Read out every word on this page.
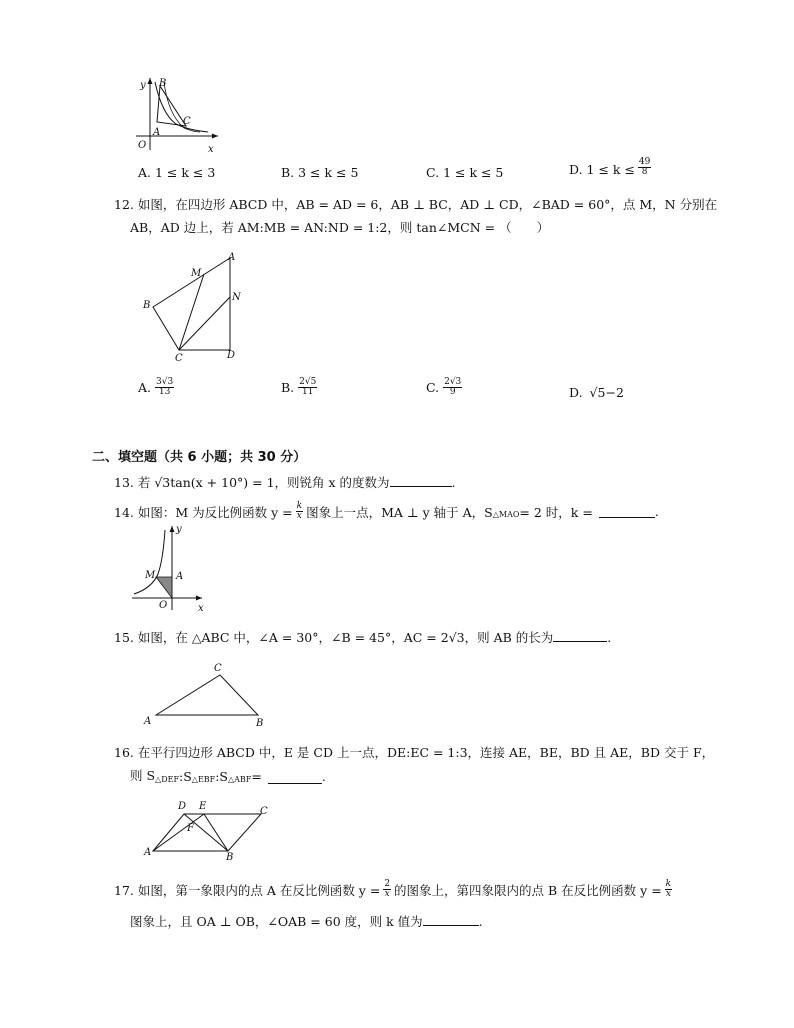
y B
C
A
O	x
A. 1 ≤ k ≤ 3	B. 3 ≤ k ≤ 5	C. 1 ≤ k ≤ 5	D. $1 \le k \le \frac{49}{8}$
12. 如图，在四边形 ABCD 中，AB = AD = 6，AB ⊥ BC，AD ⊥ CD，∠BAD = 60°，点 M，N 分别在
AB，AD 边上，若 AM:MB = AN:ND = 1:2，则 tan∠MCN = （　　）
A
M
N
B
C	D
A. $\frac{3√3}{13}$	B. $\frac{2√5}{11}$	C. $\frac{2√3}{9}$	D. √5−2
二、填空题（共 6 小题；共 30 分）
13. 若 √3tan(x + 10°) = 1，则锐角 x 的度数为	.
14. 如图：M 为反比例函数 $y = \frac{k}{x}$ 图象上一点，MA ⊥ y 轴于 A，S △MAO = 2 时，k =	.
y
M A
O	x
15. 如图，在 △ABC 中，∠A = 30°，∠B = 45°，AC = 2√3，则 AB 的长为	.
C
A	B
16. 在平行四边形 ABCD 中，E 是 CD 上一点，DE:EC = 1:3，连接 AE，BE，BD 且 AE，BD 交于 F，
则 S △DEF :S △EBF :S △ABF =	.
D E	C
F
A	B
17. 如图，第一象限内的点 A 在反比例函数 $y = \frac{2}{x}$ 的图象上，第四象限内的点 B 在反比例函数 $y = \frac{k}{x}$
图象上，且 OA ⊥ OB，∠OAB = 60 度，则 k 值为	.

# # #

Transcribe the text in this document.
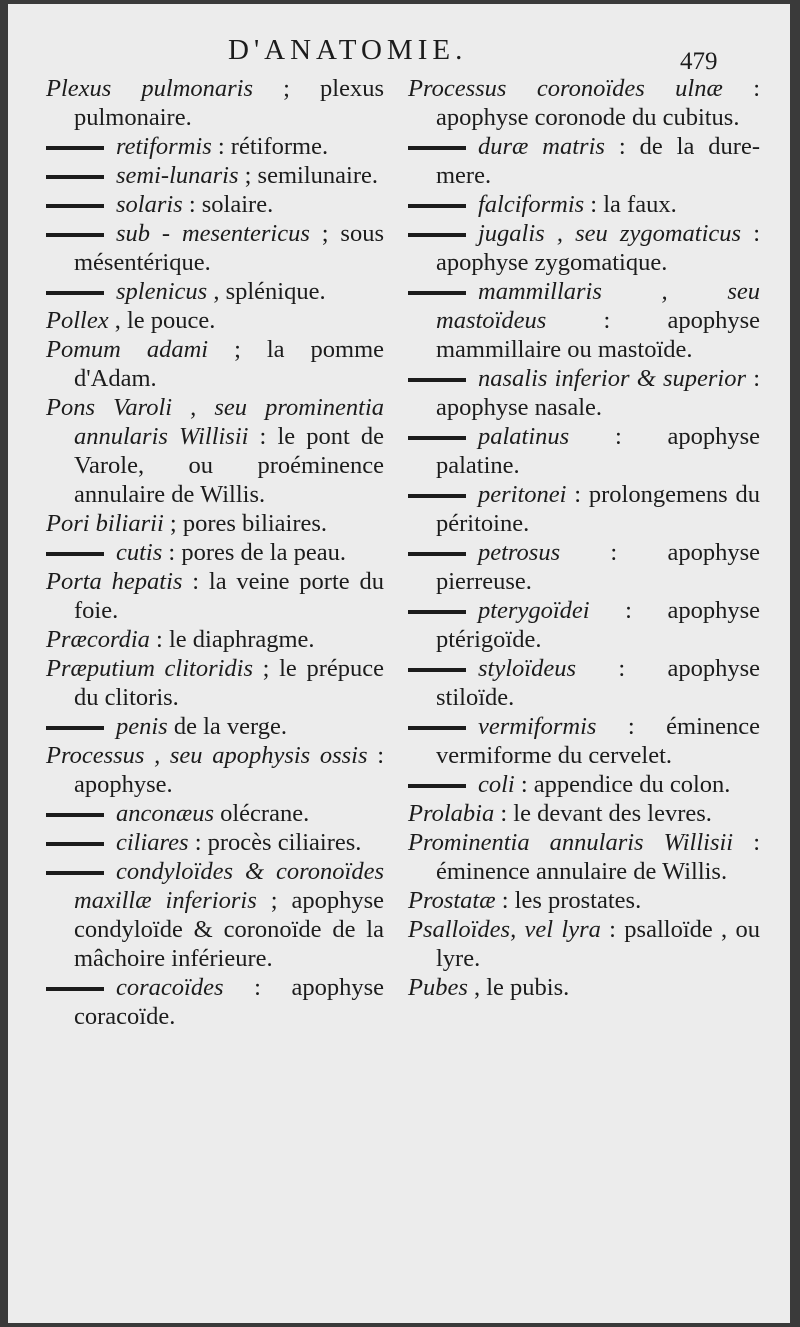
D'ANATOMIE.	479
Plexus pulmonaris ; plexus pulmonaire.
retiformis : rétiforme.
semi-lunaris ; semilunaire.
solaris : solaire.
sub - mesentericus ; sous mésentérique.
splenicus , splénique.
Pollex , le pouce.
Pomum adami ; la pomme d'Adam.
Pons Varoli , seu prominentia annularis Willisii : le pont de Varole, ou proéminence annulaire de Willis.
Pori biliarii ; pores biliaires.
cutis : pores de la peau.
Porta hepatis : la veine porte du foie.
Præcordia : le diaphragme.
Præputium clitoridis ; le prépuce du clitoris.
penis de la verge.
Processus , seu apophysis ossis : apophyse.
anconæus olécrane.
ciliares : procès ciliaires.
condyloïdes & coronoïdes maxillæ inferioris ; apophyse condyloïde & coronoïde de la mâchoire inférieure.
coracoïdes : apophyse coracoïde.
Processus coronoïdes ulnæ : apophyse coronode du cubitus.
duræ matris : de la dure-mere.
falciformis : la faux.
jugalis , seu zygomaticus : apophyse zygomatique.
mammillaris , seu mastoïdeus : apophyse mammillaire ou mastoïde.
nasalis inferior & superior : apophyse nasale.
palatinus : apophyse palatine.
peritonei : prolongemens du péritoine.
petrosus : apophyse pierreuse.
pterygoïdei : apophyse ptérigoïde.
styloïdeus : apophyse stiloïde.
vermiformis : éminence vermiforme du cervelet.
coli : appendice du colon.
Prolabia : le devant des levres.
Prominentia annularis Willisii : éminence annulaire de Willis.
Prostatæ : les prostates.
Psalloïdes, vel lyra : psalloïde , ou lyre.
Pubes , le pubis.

# # #

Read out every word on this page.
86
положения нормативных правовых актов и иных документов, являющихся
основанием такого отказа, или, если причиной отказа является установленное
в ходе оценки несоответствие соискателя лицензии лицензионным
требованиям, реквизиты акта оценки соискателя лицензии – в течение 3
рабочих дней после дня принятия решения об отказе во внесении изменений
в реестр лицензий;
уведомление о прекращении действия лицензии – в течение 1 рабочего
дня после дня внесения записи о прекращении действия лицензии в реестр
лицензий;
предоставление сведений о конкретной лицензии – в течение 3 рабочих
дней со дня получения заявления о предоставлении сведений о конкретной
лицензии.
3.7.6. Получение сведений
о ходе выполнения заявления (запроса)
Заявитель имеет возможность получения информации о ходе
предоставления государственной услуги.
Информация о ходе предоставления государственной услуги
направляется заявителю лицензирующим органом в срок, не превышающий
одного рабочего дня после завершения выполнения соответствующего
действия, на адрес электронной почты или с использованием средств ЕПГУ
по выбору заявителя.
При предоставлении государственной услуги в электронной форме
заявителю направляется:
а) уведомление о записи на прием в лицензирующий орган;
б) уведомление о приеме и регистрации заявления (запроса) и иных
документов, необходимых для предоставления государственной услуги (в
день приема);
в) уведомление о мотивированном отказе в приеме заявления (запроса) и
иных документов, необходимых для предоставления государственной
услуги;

# # #

> [Problem details] Look through the records and gather every line containing "annularis".

> [Task result]
Pons Varoli , seu prominentia annularis Willisii : le pont de Varole, ou proéminence annulaire de Willis.
Prominentia annularis Willisii : éminence annulaire de Willis.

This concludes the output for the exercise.